━━━━━ Stored data
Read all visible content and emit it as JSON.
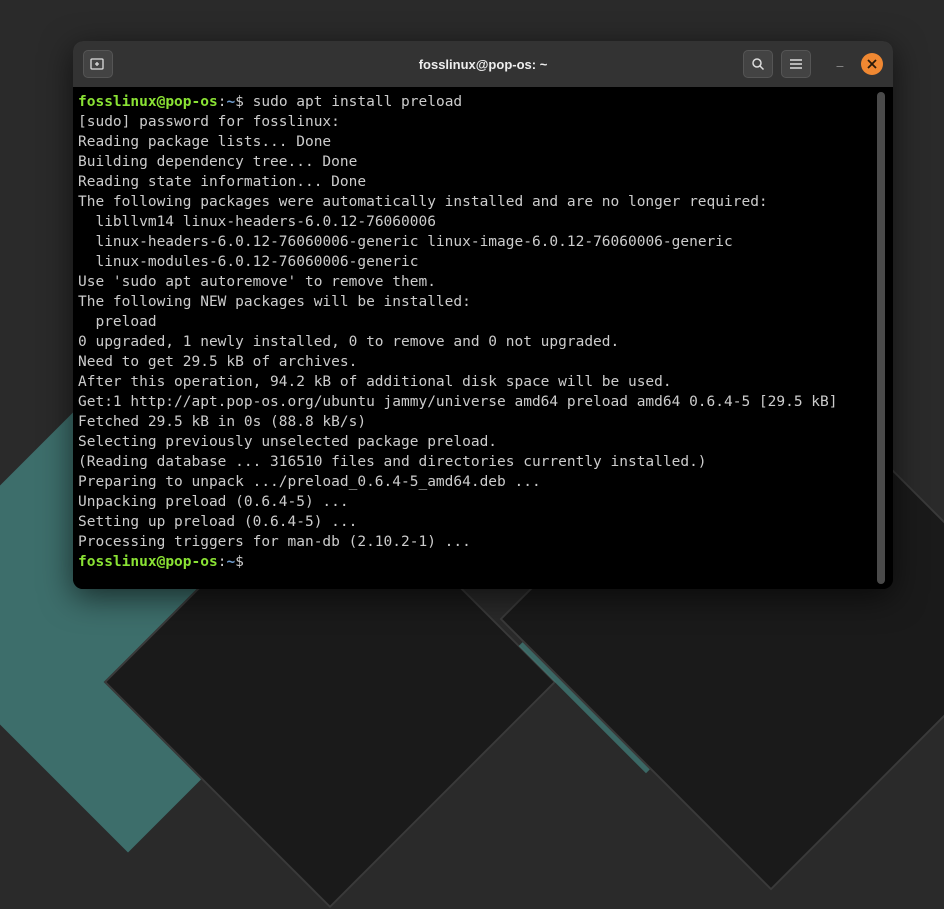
{
  "titlebar": {
    "title": "fosslinux@pop-os: ~"
  },
  "prompt": {
    "user": "fosslinux",
    "at": "@",
    "host": "pop-os",
    "colon": ":",
    "path": "~",
    "dollar": "$ "
  },
  "command": "sudo apt install preload",
  "output_lines": [
    "[sudo] password for fosslinux:",
    "Reading package lists... Done",
    "Building dependency tree... Done",
    "Reading state information... Done",
    "The following packages were automatically installed and are no longer required:",
    "  libllvm14 linux-headers-6.0.12-76060006",
    "  linux-headers-6.0.12-76060006-generic linux-image-6.0.12-76060006-generic",
    "  linux-modules-6.0.12-76060006-generic",
    "Use 'sudo apt autoremove' to remove them.",
    "The following NEW packages will be installed:",
    "  preload",
    "0 upgraded, 1 newly installed, 0 to remove and 0 not upgraded.",
    "Need to get 29.5 kB of archives.",
    "After this operation, 94.2 kB of additional disk space will be used.",
    "Get:1 http://apt.pop-os.org/ubuntu jammy/universe amd64 preload amd64 0.6.4-5 [29.5 kB]",
    "Fetched 29.5 kB in 0s (88.8 kB/s)",
    "Selecting previously unselected package preload.",
    "(Reading database ... 316510 files and directories currently installed.)",
    "Preparing to unpack .../preload_0.6.4-5_amd64.deb ...",
    "Unpacking preload (0.6.4-5) ...",
    "Setting up preload (0.6.4-5) ...",
    "Processing triggers for man-db (2.10.2-1) ..."
  ]
}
━━━━━━━━━━
Identify each line in the records above that contains the word "sudo", and copy it out in full.

  "command": "sudo apt install preload",
    "[sudo] password for fosslinux:",
    "Use 'sudo apt autoremove' to remove them.",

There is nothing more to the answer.